▸ **WHAT IS ASKED**
Print the lines of the listing below exactly, beginning with the line that contains "x-axis-tick-labels: 2004 2006" and continuing through the line that contains "y-tick-label: 25.000 [10,368,77,393]".

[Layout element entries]
##############################
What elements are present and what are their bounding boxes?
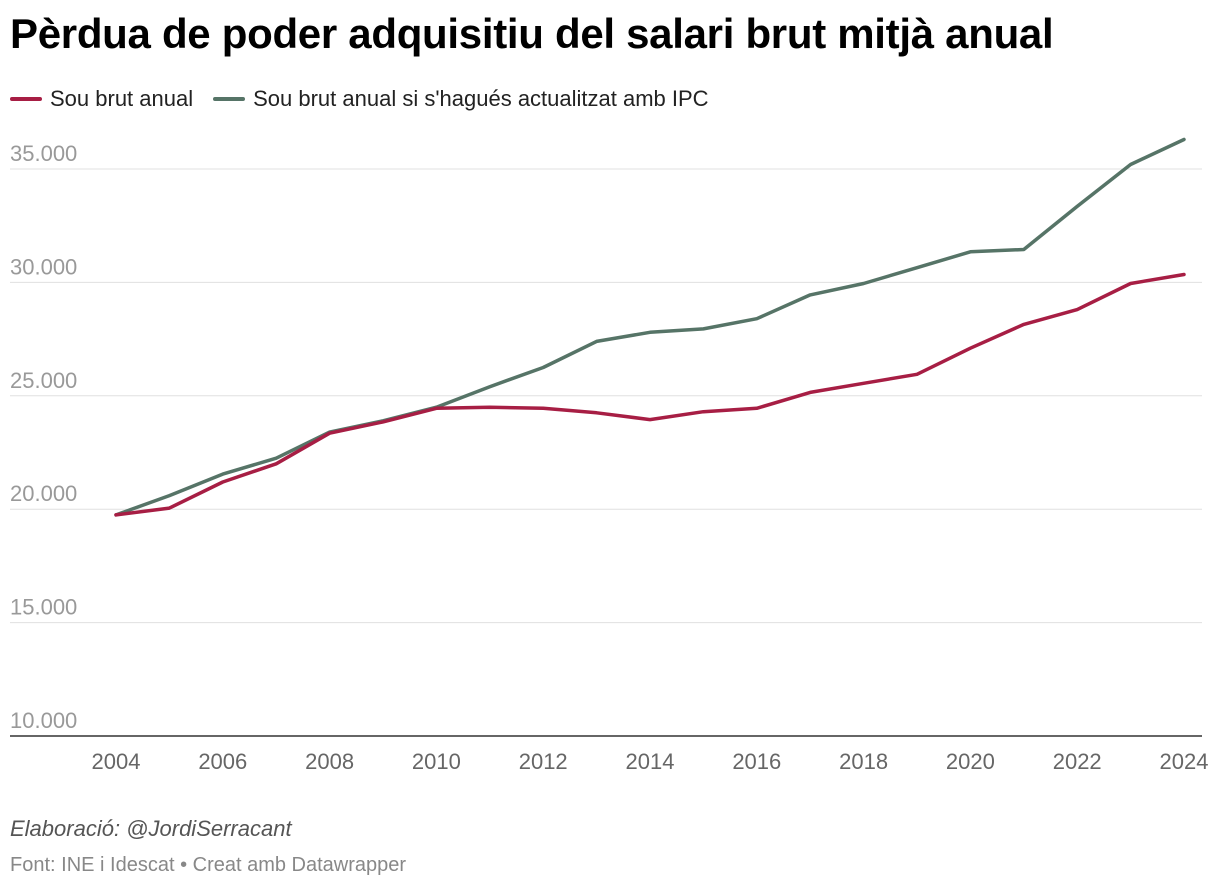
x-axis-tick-labels: 2004 2006 2008 2010 2012 2014 2016 2018 2020 2022… [92,749,1209,774]
y-tick-label: 10.000 [10,708,77,733]
series-line-salary-ipc [114,137,1186,517]
chart-title: Pèrdua de poder adquisitiu del salari br… [10,10,1054,57]
legend-swatch-salary [10,97,42,101]
x-tick-label: 2018 [839,749,888,774]
legend-label-salary: Sou brut anual [50,86,194,111]
legend-item-salary-ipc: Sou brut anual si s'hagués actualitzat a… [213,86,709,112]
x-tick-label: 2016 [732,749,781,774]
x-tick-label: 2024 [1160,749,1209,774]
x-tick-label: 2020 [946,749,995,774]
x-tick-label: 2012 [519,749,568,774]
y-tick-label: 15.000 [10,595,77,620]
line-chart: 10.000 15.000 20.000 25.000 30.000 35.000 200… [10,137,1209,774]
series-lines [114,137,1186,517]
x-tick-label: 2008 [305,749,354,774]
grid-lines [10,168,1202,737]
x-tick-label: 2010 [412,749,461,774]
chart-legend: Sou brut anual Sou brut anual si s'hagué… [10,86,729,112]
footer-credit: Elaboració: @JordiSerracant [10,816,292,841]
legend-label-salary-ipc: Sou brut anual si s'hagués actualitzat a… [253,86,709,111]
series-line-salary [114,272,1186,517]
x-tick-label: 2006 [198,749,247,774]
x-tick-label: 2004 [92,749,141,774]
y-tick-label: 30.000 [10,254,77,279]
y-tick-label: 35.000 [10,141,77,166]
legend-item-salary: Sou brut anual [10,86,193,112]
y-axis-tick-labels: 10.000 15.000 20.000 25.000 30.000 35.000 [10,141,77,733]
footer-source: Font: INE i Idescat • Creat amb Datawrap… [10,854,407,876]
legend-swatch-salary-ipc [213,97,246,101]
x-tick-label: 2014 [626,749,675,774]
y-tick-label: 20.000 [10,481,77,506]
y-tick-label: 25.000 [10,368,77,393]
x-tick-label: 2022 [1053,749,1102,774]
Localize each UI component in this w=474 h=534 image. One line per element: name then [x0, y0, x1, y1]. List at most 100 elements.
##############################
▸ **FINAL RESULT**
x-axis-tick-labels: 2004 2006 2008 2010 2012 2014 2016 2018 2020 2022… [92,749,1209,774]
y-tick-label: 10.000 [10,708,77,733]
series-line-salary-ipc [114,137,1186,517]
chart-title: Pèrdua de poder adquisitiu del salari br… [10,10,1054,57]
legend-swatch-salary [10,97,42,101]
x-tick-label: 2018 [839,749,888,774]
legend-label-salary: Sou brut anual [50,86,194,111]
legend-item-salary-ipc: Sou brut anual si s'hagués actualitzat a… [213,86,709,112]
x-tick-label: 2016 [732,749,781,774]
x-tick-label: 2024 [1160,749,1209,774]
x-tick-label: 2020 [946,749,995,774]
x-tick-label: 2012 [519,749,568,774]
y-tick-label: 15.000 [10,595,77,620]
line-chart: 10.000 15.000 20.000 25.000 30.000 35.000 200… [10,137,1209,774]
series-lines [114,137,1186,517]
x-tick-label: 2008 [305,749,354,774]
grid-lines [10,168,1202,737]
x-tick-label: 2010 [412,749,461,774]
chart-legend: Sou brut anual Sou brut anual si s'hagué… [10,86,729,112]
footer-credit: Elaboració: @JordiSerracant [10,816,292,841]
legend-label-salary-ipc: Sou brut anual si s'hagués actualitzat a… [253,86,709,111]
series-line-salary [114,272,1186,517]
x-tick-label: 2006 [198,749,247,774]
x-tick-label: 2004 [92,749,141,774]
y-tick-label: 30.000 [10,254,77,279]
y-tick-label: 35.000 [10,141,77,166]
legend-item-salary: Sou brut anual [10,86,193,112]
y-axis-tick-labels: 10.000 15.000 20.000 25.000 30.000 35.000 [10,141,77,733]
footer-source: Font: INE i Idescat • Creat amb Datawrap… [10,854,407,876]
legend-swatch-salary-ipc [213,97,246,101]
x-tick-label: 2014 [626,749,675,774]
y-tick-label: 20.000 [10,481,77,506]
y-tick-label: 25.000 [10,368,77,393]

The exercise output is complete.